■ WORK TO BE COMPLETED ■
In the entries below, the word "hereditary" appears on some lines. Copy each of those lines.
Start of Block
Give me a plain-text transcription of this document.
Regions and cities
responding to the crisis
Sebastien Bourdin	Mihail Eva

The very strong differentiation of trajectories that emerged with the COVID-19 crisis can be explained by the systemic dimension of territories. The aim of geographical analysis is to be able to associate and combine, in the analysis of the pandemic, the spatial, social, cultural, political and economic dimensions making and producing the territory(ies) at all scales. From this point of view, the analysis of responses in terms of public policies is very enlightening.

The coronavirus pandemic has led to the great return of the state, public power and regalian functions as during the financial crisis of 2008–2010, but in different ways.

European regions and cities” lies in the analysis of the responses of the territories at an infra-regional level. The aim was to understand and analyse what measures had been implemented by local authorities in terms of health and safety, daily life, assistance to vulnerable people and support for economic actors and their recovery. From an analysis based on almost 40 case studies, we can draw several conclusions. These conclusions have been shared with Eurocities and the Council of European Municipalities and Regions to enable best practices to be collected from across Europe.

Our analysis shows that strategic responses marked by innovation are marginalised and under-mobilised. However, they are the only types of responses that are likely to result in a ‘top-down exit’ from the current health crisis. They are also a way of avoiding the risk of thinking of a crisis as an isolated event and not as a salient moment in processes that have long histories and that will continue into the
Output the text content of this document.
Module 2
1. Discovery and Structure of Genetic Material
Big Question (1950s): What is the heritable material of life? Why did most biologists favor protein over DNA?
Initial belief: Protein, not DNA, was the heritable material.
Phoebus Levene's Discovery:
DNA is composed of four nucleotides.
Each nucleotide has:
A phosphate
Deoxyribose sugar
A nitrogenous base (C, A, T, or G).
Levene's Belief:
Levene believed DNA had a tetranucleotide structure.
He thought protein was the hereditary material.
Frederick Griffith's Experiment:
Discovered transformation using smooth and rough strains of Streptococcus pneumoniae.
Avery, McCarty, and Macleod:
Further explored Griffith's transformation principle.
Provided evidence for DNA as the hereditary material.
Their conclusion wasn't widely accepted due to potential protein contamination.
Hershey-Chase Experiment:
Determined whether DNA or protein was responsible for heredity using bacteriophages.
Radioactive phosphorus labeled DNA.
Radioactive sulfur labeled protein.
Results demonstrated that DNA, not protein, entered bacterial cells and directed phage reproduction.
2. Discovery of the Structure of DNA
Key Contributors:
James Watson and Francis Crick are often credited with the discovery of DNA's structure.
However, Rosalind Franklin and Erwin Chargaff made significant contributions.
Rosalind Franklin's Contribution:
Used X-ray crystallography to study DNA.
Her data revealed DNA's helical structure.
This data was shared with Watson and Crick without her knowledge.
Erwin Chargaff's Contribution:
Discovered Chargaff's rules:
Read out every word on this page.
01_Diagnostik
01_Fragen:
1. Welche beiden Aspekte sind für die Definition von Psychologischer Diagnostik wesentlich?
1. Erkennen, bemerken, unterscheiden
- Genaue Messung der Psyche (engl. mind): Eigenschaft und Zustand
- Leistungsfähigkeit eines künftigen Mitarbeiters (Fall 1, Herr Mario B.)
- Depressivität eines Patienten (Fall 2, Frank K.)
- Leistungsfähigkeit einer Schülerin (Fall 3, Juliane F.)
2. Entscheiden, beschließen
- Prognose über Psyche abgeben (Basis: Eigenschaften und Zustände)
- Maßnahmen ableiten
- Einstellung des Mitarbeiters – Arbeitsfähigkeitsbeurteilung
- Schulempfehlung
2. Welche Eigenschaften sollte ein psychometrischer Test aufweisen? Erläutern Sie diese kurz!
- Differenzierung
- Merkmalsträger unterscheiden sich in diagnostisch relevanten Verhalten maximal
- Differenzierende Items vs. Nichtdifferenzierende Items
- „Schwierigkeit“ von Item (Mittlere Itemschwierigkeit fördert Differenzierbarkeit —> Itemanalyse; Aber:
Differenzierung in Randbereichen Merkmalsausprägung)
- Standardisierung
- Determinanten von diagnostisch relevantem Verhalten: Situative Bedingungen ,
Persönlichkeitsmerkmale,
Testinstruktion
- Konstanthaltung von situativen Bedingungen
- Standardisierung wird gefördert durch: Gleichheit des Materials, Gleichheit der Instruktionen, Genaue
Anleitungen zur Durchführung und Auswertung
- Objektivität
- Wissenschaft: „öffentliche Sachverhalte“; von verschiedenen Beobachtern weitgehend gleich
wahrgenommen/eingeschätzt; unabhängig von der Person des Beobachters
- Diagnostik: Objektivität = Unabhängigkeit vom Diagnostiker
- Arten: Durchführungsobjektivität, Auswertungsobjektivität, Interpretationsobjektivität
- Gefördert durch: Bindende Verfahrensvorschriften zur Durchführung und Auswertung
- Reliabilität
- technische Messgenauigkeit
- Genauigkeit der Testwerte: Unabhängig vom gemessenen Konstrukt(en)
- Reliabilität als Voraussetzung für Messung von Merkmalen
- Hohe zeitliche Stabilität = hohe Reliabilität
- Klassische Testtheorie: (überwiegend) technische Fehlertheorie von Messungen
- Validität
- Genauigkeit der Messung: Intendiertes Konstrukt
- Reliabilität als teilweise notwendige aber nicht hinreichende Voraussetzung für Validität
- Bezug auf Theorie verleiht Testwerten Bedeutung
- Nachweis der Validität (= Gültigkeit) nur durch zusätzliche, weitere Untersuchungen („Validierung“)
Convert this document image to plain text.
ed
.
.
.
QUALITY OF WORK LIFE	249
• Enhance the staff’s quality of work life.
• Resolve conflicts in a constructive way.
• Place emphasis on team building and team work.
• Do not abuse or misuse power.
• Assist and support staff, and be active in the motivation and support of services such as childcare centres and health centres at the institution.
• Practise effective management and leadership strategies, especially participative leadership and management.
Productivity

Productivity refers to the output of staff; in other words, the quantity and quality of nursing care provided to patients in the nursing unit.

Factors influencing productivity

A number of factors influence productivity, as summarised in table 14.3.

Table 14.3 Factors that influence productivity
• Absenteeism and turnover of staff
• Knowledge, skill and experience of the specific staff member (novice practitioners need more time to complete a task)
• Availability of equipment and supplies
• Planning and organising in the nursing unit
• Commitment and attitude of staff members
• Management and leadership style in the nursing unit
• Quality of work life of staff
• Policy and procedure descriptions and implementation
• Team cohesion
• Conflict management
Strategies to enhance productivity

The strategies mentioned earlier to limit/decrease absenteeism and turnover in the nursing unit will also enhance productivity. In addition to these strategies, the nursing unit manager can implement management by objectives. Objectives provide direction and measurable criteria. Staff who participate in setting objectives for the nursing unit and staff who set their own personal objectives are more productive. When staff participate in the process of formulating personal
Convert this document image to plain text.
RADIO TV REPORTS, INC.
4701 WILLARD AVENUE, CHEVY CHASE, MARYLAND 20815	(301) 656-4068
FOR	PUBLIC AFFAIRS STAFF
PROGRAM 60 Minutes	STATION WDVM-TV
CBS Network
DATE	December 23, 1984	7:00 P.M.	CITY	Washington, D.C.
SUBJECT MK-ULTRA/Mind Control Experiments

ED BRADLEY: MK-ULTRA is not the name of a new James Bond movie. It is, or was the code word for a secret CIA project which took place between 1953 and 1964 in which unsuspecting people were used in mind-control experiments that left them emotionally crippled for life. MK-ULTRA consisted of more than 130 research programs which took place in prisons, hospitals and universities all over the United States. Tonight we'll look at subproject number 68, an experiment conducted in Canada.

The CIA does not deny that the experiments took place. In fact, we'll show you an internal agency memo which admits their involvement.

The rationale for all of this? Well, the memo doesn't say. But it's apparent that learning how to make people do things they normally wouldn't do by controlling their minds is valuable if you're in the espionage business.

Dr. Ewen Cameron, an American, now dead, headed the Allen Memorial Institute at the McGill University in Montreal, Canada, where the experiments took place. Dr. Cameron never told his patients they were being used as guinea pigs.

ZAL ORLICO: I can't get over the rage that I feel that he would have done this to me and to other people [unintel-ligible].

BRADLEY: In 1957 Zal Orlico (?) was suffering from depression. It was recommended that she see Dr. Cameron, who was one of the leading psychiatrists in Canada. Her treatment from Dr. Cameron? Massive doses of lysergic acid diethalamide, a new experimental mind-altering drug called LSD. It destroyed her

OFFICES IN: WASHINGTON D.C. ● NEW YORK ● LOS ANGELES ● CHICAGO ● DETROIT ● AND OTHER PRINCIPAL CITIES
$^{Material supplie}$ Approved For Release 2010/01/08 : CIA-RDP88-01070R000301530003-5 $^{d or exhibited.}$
End of Block
■ RESULT FOR THIS TASK ■
He thought protein was the hereditary material.
Provided evidence for DNA as the hereditary material.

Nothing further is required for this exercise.